[GOAL] Read the listing below and copy out every line that holds "security".

Some records:
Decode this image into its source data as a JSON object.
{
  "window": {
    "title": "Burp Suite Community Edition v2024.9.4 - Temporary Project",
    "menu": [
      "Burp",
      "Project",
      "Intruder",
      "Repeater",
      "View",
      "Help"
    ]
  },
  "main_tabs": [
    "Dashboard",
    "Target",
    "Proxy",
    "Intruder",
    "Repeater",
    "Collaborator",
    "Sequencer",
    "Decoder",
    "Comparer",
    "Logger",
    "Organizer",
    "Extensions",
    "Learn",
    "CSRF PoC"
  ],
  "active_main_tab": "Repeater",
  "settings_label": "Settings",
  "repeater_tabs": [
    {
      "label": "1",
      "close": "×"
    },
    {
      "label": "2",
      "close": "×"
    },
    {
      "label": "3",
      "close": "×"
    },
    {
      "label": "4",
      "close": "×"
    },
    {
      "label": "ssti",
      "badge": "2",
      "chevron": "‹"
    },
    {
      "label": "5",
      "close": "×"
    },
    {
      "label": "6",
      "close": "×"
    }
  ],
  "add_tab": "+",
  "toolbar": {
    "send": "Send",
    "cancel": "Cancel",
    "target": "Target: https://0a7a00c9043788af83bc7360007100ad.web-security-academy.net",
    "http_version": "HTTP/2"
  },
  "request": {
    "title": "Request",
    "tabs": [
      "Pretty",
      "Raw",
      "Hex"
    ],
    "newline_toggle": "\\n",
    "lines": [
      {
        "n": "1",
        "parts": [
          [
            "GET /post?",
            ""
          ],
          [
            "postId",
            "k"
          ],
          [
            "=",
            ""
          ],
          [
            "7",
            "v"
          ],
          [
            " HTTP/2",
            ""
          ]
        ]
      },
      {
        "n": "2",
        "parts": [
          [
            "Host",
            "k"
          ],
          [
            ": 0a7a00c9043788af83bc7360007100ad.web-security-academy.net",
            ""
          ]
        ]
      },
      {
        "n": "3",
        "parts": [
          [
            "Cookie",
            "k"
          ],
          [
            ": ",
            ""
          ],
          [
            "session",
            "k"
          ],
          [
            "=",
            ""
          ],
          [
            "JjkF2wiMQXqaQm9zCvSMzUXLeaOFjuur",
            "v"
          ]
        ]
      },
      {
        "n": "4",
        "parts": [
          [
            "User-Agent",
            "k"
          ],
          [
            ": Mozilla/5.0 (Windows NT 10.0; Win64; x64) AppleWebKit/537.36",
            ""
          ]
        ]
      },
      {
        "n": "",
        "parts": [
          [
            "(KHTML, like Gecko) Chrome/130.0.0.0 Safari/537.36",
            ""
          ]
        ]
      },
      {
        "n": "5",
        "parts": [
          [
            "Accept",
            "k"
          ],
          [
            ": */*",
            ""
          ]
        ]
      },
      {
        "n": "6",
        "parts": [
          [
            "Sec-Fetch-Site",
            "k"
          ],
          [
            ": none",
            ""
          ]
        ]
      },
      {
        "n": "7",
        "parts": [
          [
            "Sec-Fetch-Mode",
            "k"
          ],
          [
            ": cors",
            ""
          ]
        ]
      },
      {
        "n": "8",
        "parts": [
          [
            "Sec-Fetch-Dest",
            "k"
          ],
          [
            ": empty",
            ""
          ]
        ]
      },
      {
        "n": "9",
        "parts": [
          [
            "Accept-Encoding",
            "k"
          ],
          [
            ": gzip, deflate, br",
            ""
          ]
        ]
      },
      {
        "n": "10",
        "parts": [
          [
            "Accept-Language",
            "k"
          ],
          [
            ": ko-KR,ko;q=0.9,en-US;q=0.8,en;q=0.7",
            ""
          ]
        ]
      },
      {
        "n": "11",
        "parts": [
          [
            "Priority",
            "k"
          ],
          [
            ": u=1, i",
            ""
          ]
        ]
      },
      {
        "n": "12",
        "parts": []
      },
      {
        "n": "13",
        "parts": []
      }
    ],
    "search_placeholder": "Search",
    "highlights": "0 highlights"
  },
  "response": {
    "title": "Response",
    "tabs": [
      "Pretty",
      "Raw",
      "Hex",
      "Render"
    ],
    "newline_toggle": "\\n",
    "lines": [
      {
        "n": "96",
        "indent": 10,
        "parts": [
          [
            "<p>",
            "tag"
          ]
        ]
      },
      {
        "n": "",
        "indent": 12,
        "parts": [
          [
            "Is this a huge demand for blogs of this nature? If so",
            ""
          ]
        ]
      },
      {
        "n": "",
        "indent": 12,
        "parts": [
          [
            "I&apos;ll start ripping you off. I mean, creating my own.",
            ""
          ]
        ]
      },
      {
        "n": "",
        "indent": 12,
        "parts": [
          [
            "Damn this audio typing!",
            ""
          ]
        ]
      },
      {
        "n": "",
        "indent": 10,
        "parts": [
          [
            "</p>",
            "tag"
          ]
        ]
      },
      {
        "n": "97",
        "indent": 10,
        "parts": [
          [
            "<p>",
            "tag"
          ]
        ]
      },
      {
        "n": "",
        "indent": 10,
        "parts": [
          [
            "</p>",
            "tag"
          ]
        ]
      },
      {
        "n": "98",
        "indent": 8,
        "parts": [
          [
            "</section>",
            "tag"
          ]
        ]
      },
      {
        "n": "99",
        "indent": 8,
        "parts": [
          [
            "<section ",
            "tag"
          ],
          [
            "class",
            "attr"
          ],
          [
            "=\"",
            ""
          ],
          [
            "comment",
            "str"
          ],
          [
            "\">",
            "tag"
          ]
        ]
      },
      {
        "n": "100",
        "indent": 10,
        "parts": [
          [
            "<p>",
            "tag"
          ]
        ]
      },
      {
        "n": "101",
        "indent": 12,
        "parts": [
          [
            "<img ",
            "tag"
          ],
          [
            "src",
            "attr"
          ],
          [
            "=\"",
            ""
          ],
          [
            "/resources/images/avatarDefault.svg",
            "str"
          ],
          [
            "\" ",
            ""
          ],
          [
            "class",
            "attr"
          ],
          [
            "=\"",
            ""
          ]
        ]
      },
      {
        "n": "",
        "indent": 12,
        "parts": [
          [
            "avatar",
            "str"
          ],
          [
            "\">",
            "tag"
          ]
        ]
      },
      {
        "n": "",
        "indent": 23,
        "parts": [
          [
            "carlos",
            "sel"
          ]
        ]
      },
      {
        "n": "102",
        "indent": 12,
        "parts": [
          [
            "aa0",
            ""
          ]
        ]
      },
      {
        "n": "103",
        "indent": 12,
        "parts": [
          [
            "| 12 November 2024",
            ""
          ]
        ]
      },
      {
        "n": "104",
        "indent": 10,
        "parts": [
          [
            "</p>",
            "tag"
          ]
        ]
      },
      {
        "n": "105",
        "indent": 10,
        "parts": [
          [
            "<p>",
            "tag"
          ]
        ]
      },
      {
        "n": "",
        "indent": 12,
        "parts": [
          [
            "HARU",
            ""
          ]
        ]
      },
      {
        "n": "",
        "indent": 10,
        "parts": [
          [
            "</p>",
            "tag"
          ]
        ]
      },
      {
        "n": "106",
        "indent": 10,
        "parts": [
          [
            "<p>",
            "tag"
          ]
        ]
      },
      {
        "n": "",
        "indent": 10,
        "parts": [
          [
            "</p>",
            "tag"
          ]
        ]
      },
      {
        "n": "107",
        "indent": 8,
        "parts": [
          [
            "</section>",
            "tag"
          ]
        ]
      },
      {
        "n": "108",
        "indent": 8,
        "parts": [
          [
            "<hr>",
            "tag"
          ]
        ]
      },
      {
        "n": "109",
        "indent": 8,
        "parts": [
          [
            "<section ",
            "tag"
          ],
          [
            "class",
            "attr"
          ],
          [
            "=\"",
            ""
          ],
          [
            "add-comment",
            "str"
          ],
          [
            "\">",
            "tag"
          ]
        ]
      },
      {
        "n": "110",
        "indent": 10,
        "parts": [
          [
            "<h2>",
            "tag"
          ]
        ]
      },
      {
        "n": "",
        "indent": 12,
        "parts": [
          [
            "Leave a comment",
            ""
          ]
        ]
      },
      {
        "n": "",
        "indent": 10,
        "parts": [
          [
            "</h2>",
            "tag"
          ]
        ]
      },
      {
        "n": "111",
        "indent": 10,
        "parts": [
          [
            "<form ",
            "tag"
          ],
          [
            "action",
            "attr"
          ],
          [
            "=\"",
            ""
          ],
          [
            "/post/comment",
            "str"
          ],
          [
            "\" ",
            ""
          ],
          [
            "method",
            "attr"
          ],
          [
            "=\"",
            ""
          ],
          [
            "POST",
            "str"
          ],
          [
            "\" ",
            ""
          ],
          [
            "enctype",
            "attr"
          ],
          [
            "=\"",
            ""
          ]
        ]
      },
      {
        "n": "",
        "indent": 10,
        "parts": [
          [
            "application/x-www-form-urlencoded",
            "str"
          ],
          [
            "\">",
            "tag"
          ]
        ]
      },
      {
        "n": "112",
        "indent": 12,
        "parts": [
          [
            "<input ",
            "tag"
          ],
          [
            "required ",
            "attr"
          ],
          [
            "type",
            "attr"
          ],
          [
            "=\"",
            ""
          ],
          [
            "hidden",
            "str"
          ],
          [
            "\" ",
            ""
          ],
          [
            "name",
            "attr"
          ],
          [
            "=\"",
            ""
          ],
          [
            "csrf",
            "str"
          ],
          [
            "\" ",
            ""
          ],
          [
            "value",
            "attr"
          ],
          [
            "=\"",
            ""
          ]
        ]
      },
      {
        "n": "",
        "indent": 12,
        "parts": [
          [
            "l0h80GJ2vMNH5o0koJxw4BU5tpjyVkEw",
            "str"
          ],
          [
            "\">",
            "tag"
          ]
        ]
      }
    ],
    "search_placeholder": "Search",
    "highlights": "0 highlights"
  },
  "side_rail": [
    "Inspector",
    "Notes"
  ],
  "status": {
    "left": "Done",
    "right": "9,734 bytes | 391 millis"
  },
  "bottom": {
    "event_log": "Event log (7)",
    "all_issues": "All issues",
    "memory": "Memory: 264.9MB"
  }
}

[RESPONSE TO THIS TASK]
    "target": "Target: https://0a7a00c9043788af83bc7360007100ad.web-security-academy.net",
            ": 0a7a00c9043788af83bc7360007100ad.web-security-academy.net",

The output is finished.